# RECORDS FOR THIS TASK:
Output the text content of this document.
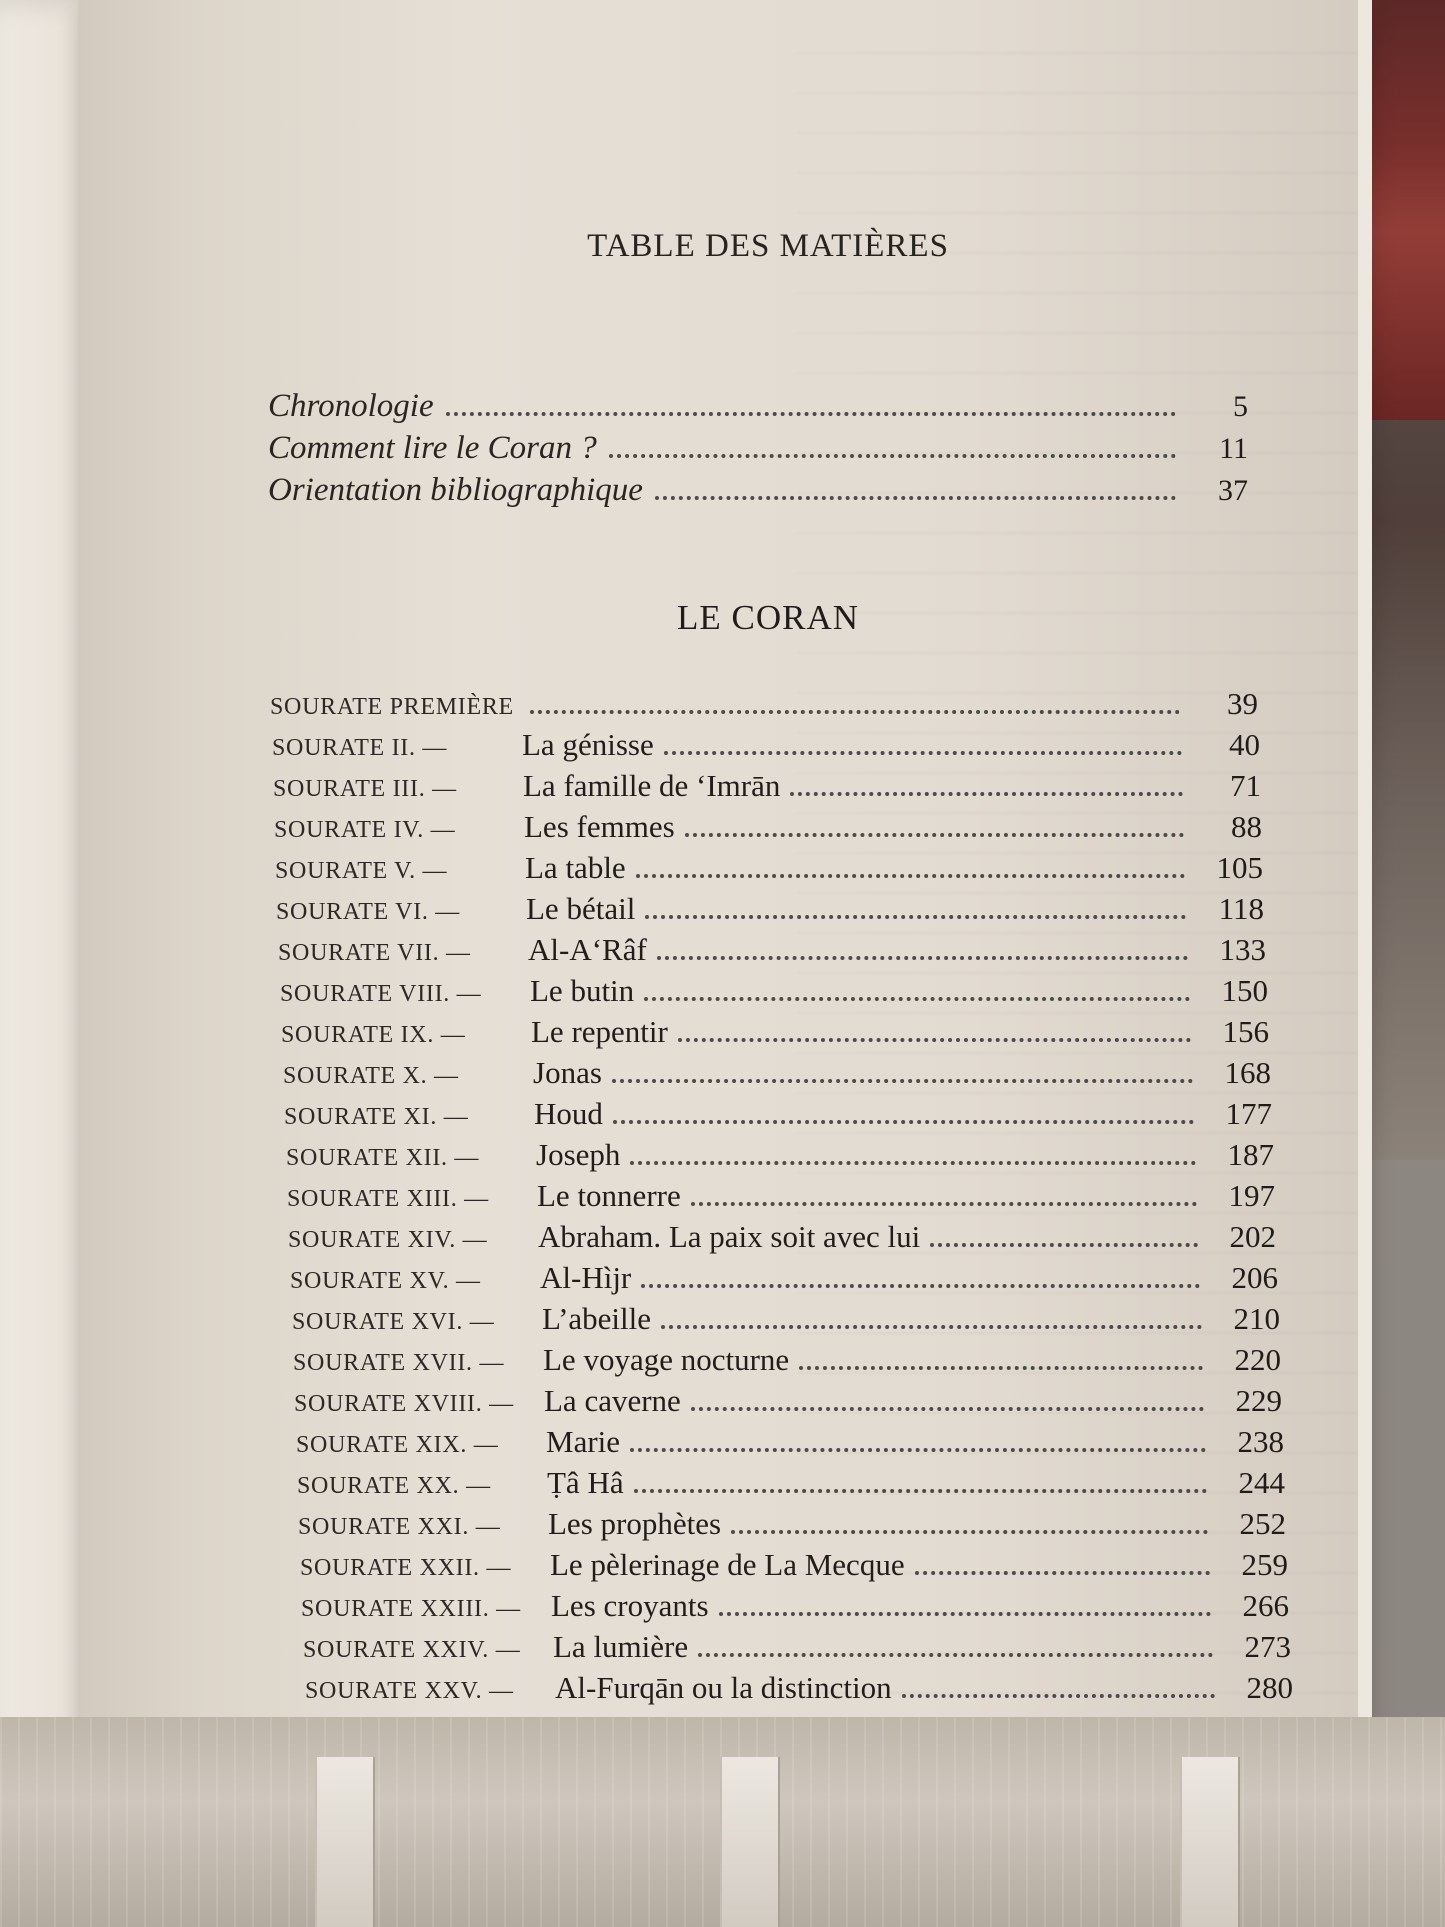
TABLE DES MATIÈRES
Chronologie	5
Comment lire le Coran ?	11
Orientation bibliographique	37
LE CORAN
SOURATE PREMIÈRE	39
SOURATE II. —	La génisse	40
SOURATE III. —	La famille de ‘Imrān	71
SOURATE IV. —	Les femmes	88
SOURATE V. —	La table	105
SOURATE VI. —	Le bétail	118
SOURATE VII. —	Al-A‘Râf	133
SOURATE VIII. —	Le butin	150
SOURATE IX. —	Le repentir	156
SOURATE X. —	Jonas	168
SOURATE XI. —	Houd	177
SOURATE XII. —	Joseph	187
SOURATE XIII. —	Le tonnerre	197
SOURATE XIV. —	Abraham. La paix soit avec lui	202
SOURATE XV. —	Al-Hìjr	206
SOURATE XVI. —	L’abeille	210
SOURATE XVII. —	Le voyage nocturne	220
SOURATE XVIII. — La caverne	229
SOURATE XIX. —	Marie	238
SOURATE XX. —	Ṭâ Hâ	244
SOURATE XXI. —	Les prophètes	252
SOURATE XXII. —	Le pèlerinage de La Mecque	259
SOURATE XXIII. — Les croyants	266
SOURATE XXIV. —	La lumière	273
SOURATE XXV. —	Al-Furqān ou la distinction	280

# AIM OF THE EXERCISE:
Output the entries above exactly, without their pictures.

# ANSWER BELOW:
Output the text content of this document.
TABLE DES MATIÈRES
Chronologie	5
Comment lire le Coran ?	11
Orientation bibliographique	37
LE CORAN
SOURATE PREMIÈRE	39
SOURATE II. —	La génisse	40
SOURATE III. —	La famille de ‘Imrān	71
SOURATE IV. —	Les femmes	88
SOURATE V. —	La table	105
SOURATE VI. —	Le bétail	118
SOURATE VII. —	Al-A‘Râf	133
SOURATE VIII. —	Le butin	150
SOURATE IX. —	Le repentir	156
SOURATE X. —	Jonas	168
SOURATE XI. —	Houd	177
SOURATE XII. —	Joseph	187
SOURATE XIII. —	Le tonnerre	197
SOURATE XIV. —	Abraham. La paix soit avec lui	202
SOURATE XV. —	Al-Hìjr	206
SOURATE XVI. —	L’abeille	210
SOURATE XVII. —	Le voyage nocturne	220
SOURATE XVIII. — La caverne	229
SOURATE XIX. —	Marie	238
SOURATE XX. —	Ṭâ Hâ	244
SOURATE XXI. —	Les prophètes	252
SOURATE XXII. —	Le pèlerinage de La Mecque	259
SOURATE XXIII. — Les croyants	266
SOURATE XXIV. —	La lumière	273
SOURATE XXV. —	Al-Furqān ou la distinction	280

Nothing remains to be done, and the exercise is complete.